Task brief
Reproduce everything in the RB26 tuning thread from "## jnoor (Feb" down to "the same time.".

— Start of Supplied passage —

# RB26 tuning question



## R34SKYGTR (Aug 23, 2017)

Hi,
I have a question for you guys.
Currently my car is a standard Rb26 with Apexi intake and Apexi Power FC ecu.
If i wanted to get the car up to 450bhp whats the best , most reliable and cost effective route ?
I am under the impression that over 500bhp is super expensive but not sure about under that figure.
Thanks


----------



## jnoor (Feb 24, 2016)

R34SKYGTR said:


> Hi,
> I have a question for you guys.
> Currently my car is a standard Rb26 with Apexi intake and Apexi Power FC ecu.
> If i wanted to get the car up to 450bhp whats the best , most reliable and cost effective route ?
> ...


I'm after the same target of 450hp and also want to keep it cost effective but reliable at the same time.

I feel the term "cost effective" can be open to interpretation. For me it's avoiding a full rebuild and focusing on a range of bolt-ons.

This is my main list of parts I've almost completed that I feel will help me get the power, but will also make the RB unit a little more reliable and efficient (it is an old engine). I have other parts but they're for other areas of the car.

— End of Supplied passage —
— Start of Extracted information —

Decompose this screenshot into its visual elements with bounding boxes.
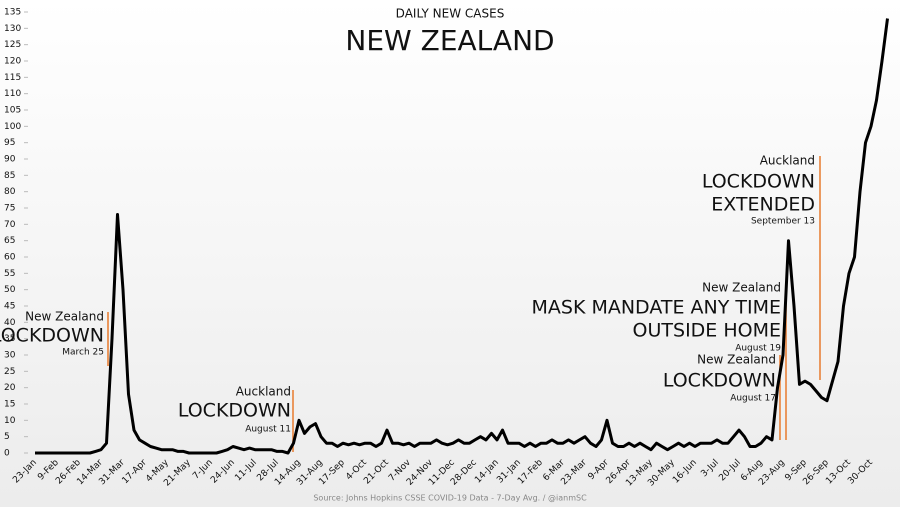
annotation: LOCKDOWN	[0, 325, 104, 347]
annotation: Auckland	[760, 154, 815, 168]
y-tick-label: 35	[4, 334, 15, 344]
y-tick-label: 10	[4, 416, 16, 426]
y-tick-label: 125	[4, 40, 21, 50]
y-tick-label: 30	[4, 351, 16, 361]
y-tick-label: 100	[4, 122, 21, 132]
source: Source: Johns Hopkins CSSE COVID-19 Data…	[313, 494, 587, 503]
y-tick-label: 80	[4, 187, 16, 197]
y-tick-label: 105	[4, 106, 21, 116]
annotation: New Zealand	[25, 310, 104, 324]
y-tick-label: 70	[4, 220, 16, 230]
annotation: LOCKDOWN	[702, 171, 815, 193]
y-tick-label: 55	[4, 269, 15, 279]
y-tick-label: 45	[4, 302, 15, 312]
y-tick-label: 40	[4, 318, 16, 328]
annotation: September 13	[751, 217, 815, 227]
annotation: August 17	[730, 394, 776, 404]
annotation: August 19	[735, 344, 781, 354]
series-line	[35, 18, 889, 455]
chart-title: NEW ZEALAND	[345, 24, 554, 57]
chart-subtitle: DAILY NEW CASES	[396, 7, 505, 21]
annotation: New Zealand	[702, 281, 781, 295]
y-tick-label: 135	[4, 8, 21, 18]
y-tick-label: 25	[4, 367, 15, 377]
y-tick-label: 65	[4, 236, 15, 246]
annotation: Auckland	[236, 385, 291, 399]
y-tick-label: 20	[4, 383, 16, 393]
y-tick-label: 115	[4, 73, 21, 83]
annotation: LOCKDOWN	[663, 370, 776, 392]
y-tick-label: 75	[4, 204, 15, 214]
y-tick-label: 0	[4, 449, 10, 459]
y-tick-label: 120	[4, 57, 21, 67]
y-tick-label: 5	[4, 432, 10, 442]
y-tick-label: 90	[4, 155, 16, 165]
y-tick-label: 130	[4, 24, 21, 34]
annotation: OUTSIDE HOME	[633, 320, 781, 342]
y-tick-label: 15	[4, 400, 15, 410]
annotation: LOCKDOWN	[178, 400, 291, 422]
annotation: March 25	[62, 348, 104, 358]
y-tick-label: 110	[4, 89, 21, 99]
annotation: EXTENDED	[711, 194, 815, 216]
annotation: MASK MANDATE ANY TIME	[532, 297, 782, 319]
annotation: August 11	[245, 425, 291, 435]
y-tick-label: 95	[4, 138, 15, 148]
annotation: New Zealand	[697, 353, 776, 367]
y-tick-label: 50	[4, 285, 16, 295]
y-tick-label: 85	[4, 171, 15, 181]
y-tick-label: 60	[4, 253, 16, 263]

— End of Extracted information —

Answer to the task
## jnoor (Feb 24, 2016)

R34SKYGTR said:


> Hi,
> I have a question for you guys.
> Currently my car is a standard Rb26 with Apexi intake and Apexi Power FC ecu.
> If i wanted to get the car up to 450bhp whats the best , most reliable and cost effective route ?
> ...


I'm after the same target of 450hp and also want to keep it cost effective but reliable at the same time.